__What the task asks__: Scan the material for the word "comunque", and copy each line where it shows up.

__Recorded data__:

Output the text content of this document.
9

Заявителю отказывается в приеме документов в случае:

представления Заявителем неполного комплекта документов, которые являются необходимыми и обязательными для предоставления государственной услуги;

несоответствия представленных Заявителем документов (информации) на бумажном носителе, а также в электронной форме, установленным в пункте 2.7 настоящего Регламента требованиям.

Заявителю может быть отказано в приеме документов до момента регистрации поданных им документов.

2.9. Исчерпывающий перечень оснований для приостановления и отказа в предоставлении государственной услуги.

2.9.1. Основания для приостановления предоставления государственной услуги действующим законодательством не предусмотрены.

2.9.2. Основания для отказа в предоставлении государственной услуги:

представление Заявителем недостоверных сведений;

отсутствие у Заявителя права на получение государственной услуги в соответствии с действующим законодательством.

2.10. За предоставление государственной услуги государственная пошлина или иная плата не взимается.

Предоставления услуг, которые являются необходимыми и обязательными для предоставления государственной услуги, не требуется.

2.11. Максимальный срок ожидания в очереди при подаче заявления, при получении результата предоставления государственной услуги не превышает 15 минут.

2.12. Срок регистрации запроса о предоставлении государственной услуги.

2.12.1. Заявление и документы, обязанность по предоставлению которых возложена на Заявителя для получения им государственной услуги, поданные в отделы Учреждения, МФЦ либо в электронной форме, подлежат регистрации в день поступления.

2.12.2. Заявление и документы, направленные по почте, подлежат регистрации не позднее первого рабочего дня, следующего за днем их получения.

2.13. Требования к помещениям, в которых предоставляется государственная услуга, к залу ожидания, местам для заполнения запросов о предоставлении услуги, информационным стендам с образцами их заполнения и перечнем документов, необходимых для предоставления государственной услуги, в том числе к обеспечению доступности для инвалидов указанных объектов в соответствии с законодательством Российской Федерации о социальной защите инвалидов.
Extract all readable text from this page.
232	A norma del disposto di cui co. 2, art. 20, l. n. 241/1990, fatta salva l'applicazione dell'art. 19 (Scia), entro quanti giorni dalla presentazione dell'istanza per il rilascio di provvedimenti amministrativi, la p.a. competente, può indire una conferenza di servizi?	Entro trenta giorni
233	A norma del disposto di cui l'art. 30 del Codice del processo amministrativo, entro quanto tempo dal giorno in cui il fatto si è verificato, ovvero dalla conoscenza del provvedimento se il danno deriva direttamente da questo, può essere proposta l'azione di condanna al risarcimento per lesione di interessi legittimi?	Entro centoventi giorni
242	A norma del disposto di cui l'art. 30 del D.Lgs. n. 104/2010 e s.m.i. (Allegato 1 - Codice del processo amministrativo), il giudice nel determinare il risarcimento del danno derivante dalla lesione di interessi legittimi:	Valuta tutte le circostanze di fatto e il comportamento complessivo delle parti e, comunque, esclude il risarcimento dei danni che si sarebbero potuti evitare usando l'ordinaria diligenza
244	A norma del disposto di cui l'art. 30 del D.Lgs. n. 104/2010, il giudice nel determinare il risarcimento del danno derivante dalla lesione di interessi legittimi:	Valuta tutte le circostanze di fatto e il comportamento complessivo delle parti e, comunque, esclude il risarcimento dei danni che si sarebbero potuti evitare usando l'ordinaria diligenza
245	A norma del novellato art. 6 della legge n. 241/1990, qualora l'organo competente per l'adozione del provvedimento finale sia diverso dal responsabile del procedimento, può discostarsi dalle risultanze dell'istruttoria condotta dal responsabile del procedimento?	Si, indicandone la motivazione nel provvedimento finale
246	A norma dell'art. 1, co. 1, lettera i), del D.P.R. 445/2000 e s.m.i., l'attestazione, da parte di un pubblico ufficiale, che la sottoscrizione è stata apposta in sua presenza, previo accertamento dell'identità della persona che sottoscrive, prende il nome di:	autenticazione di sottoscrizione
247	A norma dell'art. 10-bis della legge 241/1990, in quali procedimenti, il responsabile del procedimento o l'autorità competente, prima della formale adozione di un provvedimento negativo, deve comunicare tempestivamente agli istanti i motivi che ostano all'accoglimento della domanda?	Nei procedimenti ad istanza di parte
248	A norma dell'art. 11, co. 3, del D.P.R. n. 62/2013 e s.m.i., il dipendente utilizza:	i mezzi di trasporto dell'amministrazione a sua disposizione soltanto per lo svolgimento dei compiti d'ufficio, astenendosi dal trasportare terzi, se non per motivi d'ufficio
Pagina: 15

__Exercise solution__:
242	A norma del disposto di cui l'art. 30 del D.Lgs. n. 104/2010 e s.m.i. (Allegato 1 - Codice del processo amministrativo), il giudice nel determinare il risarcimento del danno derivante dalla lesione di interessi legittimi:	Valuta tutte le circostanze di fatto e il comportamento complessivo delle parti e, comunque, esclude il risarcimento dei danni che si sarebbero potuti evitare usando l'ordinaria diligenza
244	A norma del disposto di cui l'art. 30 del D.Lgs. n. 104/2010, il giudice nel determinare il risarcimento del danno derivante dalla lesione di interessi legittimi:	Valuta tutte le circostanze di fatto e il comportamento complessivo delle parti e, comunque, esclude il risarcimento dei danni che si sarebbero potuti evitare usando l'ordinaria diligenza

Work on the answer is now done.